*** Source records
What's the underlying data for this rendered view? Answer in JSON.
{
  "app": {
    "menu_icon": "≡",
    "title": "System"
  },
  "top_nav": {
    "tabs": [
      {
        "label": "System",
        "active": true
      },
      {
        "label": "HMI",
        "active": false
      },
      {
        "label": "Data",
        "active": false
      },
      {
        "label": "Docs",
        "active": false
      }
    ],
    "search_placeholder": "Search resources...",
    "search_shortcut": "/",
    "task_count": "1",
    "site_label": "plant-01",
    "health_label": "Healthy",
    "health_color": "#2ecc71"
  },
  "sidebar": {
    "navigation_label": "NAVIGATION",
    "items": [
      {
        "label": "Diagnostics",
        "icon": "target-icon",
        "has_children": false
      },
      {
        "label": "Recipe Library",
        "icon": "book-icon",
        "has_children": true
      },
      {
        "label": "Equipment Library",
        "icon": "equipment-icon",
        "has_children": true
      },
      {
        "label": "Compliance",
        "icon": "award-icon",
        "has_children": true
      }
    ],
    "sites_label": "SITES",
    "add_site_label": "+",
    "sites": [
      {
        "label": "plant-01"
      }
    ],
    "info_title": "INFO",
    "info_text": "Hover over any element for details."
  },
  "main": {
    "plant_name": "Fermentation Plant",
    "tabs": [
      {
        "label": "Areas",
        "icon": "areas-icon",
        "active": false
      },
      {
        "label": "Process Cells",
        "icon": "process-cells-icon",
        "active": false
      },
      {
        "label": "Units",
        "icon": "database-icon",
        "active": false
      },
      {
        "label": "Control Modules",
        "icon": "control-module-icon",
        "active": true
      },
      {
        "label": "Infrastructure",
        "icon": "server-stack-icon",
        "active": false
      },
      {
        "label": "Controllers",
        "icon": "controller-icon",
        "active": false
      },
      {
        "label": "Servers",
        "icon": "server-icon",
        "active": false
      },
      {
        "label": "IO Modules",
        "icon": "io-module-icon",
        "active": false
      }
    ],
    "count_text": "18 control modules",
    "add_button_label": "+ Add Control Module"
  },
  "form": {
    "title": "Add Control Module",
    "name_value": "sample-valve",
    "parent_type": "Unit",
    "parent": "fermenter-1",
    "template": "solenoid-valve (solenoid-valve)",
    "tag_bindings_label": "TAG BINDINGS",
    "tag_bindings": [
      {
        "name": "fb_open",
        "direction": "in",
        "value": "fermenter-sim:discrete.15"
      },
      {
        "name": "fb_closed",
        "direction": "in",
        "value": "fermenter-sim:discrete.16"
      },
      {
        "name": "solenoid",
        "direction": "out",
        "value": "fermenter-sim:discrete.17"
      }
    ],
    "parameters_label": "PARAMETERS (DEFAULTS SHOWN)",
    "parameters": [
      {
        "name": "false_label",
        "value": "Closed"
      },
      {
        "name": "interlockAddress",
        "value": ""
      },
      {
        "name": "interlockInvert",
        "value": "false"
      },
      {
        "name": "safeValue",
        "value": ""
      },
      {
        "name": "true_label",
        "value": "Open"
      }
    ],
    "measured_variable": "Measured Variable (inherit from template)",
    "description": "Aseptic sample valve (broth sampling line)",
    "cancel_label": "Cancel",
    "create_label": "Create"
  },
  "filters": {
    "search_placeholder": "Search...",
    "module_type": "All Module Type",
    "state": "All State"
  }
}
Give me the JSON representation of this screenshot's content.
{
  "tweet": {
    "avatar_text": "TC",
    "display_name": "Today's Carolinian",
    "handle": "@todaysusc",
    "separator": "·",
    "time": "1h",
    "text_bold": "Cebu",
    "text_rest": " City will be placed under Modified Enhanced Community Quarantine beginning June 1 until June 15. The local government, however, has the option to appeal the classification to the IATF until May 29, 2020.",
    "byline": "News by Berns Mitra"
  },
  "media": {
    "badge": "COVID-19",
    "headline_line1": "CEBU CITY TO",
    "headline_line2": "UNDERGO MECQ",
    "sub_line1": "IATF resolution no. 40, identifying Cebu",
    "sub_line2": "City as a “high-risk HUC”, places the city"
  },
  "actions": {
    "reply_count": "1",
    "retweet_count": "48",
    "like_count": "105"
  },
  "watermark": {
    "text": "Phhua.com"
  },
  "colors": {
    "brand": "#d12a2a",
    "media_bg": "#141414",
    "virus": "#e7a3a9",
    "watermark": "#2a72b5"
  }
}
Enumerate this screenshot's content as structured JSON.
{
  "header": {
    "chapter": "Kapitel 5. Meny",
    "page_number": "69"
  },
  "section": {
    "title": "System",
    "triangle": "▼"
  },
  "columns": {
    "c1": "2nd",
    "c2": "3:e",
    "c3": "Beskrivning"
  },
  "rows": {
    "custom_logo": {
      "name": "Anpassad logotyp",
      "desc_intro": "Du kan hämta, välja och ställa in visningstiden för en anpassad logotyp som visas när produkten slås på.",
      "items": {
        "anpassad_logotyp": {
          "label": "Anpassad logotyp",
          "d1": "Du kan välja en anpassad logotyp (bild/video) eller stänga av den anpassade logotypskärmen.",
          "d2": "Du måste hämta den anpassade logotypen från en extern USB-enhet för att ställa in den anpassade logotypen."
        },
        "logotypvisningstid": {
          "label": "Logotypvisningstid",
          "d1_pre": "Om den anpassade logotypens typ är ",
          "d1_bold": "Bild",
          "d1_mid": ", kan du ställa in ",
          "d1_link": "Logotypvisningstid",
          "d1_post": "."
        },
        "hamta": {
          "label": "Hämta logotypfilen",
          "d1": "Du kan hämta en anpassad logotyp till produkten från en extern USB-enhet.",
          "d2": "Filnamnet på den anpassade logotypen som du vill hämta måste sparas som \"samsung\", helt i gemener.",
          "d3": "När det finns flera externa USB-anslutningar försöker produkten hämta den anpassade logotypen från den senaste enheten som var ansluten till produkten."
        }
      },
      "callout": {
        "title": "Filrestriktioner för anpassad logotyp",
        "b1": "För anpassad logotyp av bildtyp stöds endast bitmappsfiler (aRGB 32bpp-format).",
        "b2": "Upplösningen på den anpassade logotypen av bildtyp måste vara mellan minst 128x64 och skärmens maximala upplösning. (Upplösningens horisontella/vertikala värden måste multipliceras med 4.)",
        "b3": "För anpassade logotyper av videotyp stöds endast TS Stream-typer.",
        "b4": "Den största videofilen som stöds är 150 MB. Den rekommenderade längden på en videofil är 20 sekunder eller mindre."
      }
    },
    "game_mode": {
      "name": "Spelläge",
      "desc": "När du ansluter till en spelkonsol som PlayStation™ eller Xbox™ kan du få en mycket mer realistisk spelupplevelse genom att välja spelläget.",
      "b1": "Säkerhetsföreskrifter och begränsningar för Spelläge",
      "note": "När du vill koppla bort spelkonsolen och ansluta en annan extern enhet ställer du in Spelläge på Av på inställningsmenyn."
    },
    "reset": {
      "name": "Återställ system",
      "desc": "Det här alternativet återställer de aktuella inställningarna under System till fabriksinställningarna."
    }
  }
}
******
Give the data again in full, keeping every line as it was.

**Exercise output**:
What's the underlying data for this rendered view? Answer in JSON.
{
  "app": {
    "menu_icon": "≡",
    "title": "System"
  },
  "top_nav": {
    "tabs": [
      {
        "label": "System",
        "active": true
      },
      {
        "label": "HMI",
        "active": false
      },
      {
        "label": "Data",
        "active": false
      },
      {
        "label": "Docs",
        "active": false
      }
    ],
    "search_placeholder": "Search resources...",
    "search_shortcut": "/",
    "task_count": "1",
    "site_label": "plant-01",
    "health_label": "Healthy",
    "health_color": "#2ecc71"
  },
  "sidebar": {
    "navigation_label": "NAVIGATION",
    "items": [
      {
        "label": "Diagnostics",
        "icon": "target-icon",
        "has_children": false
      },
      {
        "label": "Recipe Library",
        "icon": "book-icon",
        "has_children": true
      },
      {
        "label": "Equipment Library",
        "icon": "equipment-icon",
        "has_children": true
      },
      {
        "label": "Compliance",
        "icon": "award-icon",
        "has_children": true
      }
    ],
    "sites_label": "SITES",
    "add_site_label": "+",
    "sites": [
      {
        "label": "plant-01"
      }
    ],
    "info_title": "INFO",
    "info_text": "Hover over any element for details."
  },
  "main": {
    "plant_name": "Fermentation Plant",
    "tabs": [
      {
        "label": "Areas",
        "icon": "areas-icon",
        "active": false
      },
      {
        "label": "Process Cells",
        "icon": "process-cells-icon",
        "active": false
      },
      {
        "label": "Units",
        "icon": "database-icon",
        "active": false
      },
      {
        "label": "Control Modules",
        "icon": "control-module-icon",
        "active": true
      },
      {
        "label": "Infrastructure",
        "icon": "server-stack-icon",
        "active": false
      },
      {
        "label": "Controllers",
        "icon": "controller-icon",
        "active": false
      },
      {
        "label": "Servers",
        "icon": "server-icon",
        "active": false
      },
      {
        "label": "IO Modules",
        "icon": "io-module-icon",
        "active": false
      }
    ],
    "count_text": "18 control modules",
    "add_button_label": "+ Add Control Module"
  },
  "form": {
    "title": "Add Control Module",
    "name_value": "sample-valve",
    "parent_type": "Unit",
    "parent": "fermenter-1",
    "template": "solenoid-valve (solenoid-valve)",
    "tag_bindings_label": "TAG BINDINGS",
    "tag_bindings": [
      {
        "name": "fb_open",
        "direction": "in",
        "value": "fermenter-sim:discrete.15"
      },
      {
        "name": "fb_closed",
        "direction": "in",
        "value": "fermenter-sim:discrete.16"
      },
      {
        "name": "solenoid",
        "direction": "out",
        "value": "fermenter-sim:discrete.17"
      }
    ],
    "parameters_label": "PARAMETERS (DEFAULTS SHOWN)",
    "parameters": [
      {
        "name": "false_label",
        "value": "Closed"
      },
      {
        "name": "interlockAddress",
        "value": ""
      },
      {
        "name": "interlockInvert",
        "value": "false"
      },
      {
        "name": "safeValue",
        "value": ""
      },
      {
        "name": "true_label",
        "value": "Open"
      }
    ],
    "measured_variable": "Measured Variable (inherit from template)",
    "description": "Aseptic sample valve (broth sampling line)",
    "cancel_label": "Cancel",
    "create_label": "Create"
  },
  "filters": {
    "search_placeholder": "Search...",
    "module_type": "All Module Type",
    "state": "All State"
  }
}
Give me the JSON representation of this screenshot's content.
{
  "tweet": {
    "avatar_text": "TC",
    "display_name": "Today's Carolinian",
    "handle": "@todaysusc",
    "separator": "·",
    "time": "1h",
    "text_bold": "Cebu",
    "text_rest": " City will be placed under Modified Enhanced Community Quarantine beginning June 1 until June 15. The local government, however, has the option to appeal the classification to the IATF until May 29, 2020.",
    "byline": "News by Berns Mitra"
  },
  "media": {
    "badge": "COVID-19",
    "headline_line1": "CEBU CITY TO",
    "headline_line2": "UNDERGO MECQ",
    "sub_line1": "IATF resolution no. 40, identifying Cebu",
    "sub_line2": "City as a “high-risk HUC”, places the city"
  },
  "actions": {
    "reply_count": "1",
    "retweet_count": "48",
    "like_count": "105"
  },
  "watermark": {
    "text": "Phhua.com"
  },
  "colors": {
    "brand": "#d12a2a",
    "media_bg": "#141414",
    "virus": "#e7a3a9",
    "watermark": "#2a72b5"
  }
}
Enumerate this screenshot's content as structured JSON.
{
  "header": {
    "chapter": "Kapitel 5. Meny",
    "page_number": "69"
  },
  "section": {
    "title": "System",
    "triangle": "▼"
  },
  "columns": {
    "c1": "2nd",
    "c2": "3:e",
    "c3": "Beskrivning"
  },
  "rows": {
    "custom_logo": {
      "name": "Anpassad logotyp",
      "desc_intro": "Du kan hämta, välja och ställa in visningstiden för en anpassad logotyp som visas när produkten slås på.",
      "items": {
        "anpassad_logotyp": {
          "label": "Anpassad logotyp",
          "d1": "Du kan välja en anpassad logotyp (bild/video) eller stänga av den anpassade logotypskärmen.",
          "d2": "Du måste hämta den anpassade logotypen från en extern USB-enhet för att ställa in den anpassade logotypen."
        },
        "logotypvisningstid": {
          "label": "Logotypvisningstid",
          "d1_pre": "Om den anpassade logotypens typ är ",
          "d1_bold": "Bild",
          "d1_mid": ", kan du ställa in ",
          "d1_link": "Logotypvisningstid",
          "d1_post": "."
        },
        "hamta": {
          "label": "Hämta logotypfilen",
          "d1": "Du kan hämta en anpassad logotyp till produkten från en extern USB-enhet.",
          "d2": "Filnamnet på den anpassade logotypen som du vill hämta måste sparas som \"samsung\", helt i gemener.",
          "d3": "När det finns flera externa USB-anslutningar försöker produkten hämta den anpassade logotypen från den senaste enheten som var ansluten till produkten."
        }
      },
      "callout": {
        "title": "Filrestriktioner för anpassad logotyp",
        "b1": "För anpassad logotyp av bildtyp stöds endast bitmappsfiler (aRGB 32bpp-format).",
        "b2": "Upplösningen på den anpassade logotypen av bildtyp måste vara mellan minst 128x64 och skärmens maximala upplösning. (Upplösningens horisontella/vertikala värden måste multipliceras med 4.)",
        "b3": "För anpassade logotyper av videotyp stöds endast TS Stream-typer.",
        "b4": "Den största videofilen som stöds är 150 MB. Den rekommenderade längden på en videofil är 20 sekunder eller mindre."
      }
    },
    "game_mode": {
      "name": "Spelläge",
      "desc": "När du ansluter till en spelkonsol som PlayStation™ eller Xbox™ kan du få en mycket mer realistisk spelupplevelse genom att välja spelläget.",
      "b1": "Säkerhetsföreskrifter och begränsningar för Spelläge",
      "note": "När du vill koppla bort spelkonsolen och ansluta en annan extern enhet ställer du in Spelläge på Av på inställningsmenyn."
    },
    "reset": {
      "name": "Återställ system",
      "desc": "Det här alternativet återställer de aktuella inställningarna under System till fabriksinställningarna."
    }
  }
}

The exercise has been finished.